* start *
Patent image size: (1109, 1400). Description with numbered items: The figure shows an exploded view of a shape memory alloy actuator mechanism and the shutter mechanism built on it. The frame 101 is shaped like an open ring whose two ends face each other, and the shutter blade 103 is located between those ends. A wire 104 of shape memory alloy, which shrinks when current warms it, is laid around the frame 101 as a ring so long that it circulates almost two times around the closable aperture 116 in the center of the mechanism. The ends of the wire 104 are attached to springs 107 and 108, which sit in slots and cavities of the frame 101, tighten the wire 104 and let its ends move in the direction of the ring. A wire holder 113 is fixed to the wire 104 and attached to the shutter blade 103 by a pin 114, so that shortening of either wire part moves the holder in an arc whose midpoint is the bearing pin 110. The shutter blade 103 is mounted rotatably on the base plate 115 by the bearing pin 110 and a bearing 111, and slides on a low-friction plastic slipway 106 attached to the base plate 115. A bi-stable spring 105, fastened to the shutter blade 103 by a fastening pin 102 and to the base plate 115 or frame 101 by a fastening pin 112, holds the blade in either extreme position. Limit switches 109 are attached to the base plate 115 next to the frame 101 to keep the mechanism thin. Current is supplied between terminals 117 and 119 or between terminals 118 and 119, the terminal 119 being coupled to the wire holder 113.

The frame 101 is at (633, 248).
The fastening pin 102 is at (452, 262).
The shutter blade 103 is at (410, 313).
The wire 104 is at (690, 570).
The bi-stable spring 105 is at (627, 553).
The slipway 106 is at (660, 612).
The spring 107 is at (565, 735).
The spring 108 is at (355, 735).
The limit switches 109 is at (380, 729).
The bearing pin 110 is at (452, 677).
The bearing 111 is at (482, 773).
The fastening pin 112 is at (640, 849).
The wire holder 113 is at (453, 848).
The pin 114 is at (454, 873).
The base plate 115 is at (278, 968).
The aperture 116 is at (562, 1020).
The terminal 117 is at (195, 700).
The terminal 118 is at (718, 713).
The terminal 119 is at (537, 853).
* end *
→ OBJECTIVE:
Copy the data out again, changing "exploded view" to "expanded view" and leaving everything else as it is.

→ THE ANSWER:
Patent image size: (1109, 1400). Description with numbered items: The figure shows an expanded view of a shape memory alloy actuator mechanism and the shutter mechanism built on it. The frame 101 is shaped like an open ring whose two ends face each other, and the shutter blade 103 is located between those ends. A wire 104 of shape memory alloy, which shrinks when current warms it, is laid around the frame 101 as a ring so long that it circulates almost two times around the closable aperture 116 in the center of the mechanism. The ends of the wire 104 are attached to springs 107 and 108, which sit in slots and cavities of the frame 101, tighten the wire 104 and let its ends move in the direction of the ring. A wire holder 113 is fixed to the wire 104 and attached to the shutter blade 103 by a pin 114, so that shortening of either wire part moves the holder in an arc whose midpoint is the bearing pin 110. The shutter blade 103 is mounted rotatably on the base plate 115 by the bearing pin 110 and a bearing 111, and slides on a low-friction plastic slipway 106 attached to the base plate 115. A bi-stable spring 105, fastened to the shutter blade 103 by a fastening pin 102 and to the base plate 115 or frame 101 by a fastening pin 112, holds the blade in either extreme position. Limit switches 109 are attached to the base plate 115 next to the frame 101 to keep the mechanism thin. Current is supplied between terminals 117 and 119 or between terminals 118 and 119, the terminal 119 being coupled to the wire holder 113.

The frame 101 is at (633, 248).
The fastening pin 102 is at (452, 262).
The shutter blade 103 is at (410, 313).
The wire 104 is at (690, 570).
The bi-stable spring 105 is at (627, 553).
The slipway 106 is at (660, 612).
The spring 107 is at (565, 735).
The spring 108 is at (355, 735).
The limit switches 109 is at (380, 729).
The bearing pin 110 is at (452, 677).
The bearing 111 is at (482, 773).
The fastening pin 112 is at (640, 849).
The wire holder 113 is at (453, 848).
The pin 114 is at (454, 873).
The base plate 115 is at (278, 968).
The aperture 116 is at (562, 1020).
The terminal 117 is at (195, 700).
The terminal 118 is at (718, 713).
The terminal 119 is at (537, 853).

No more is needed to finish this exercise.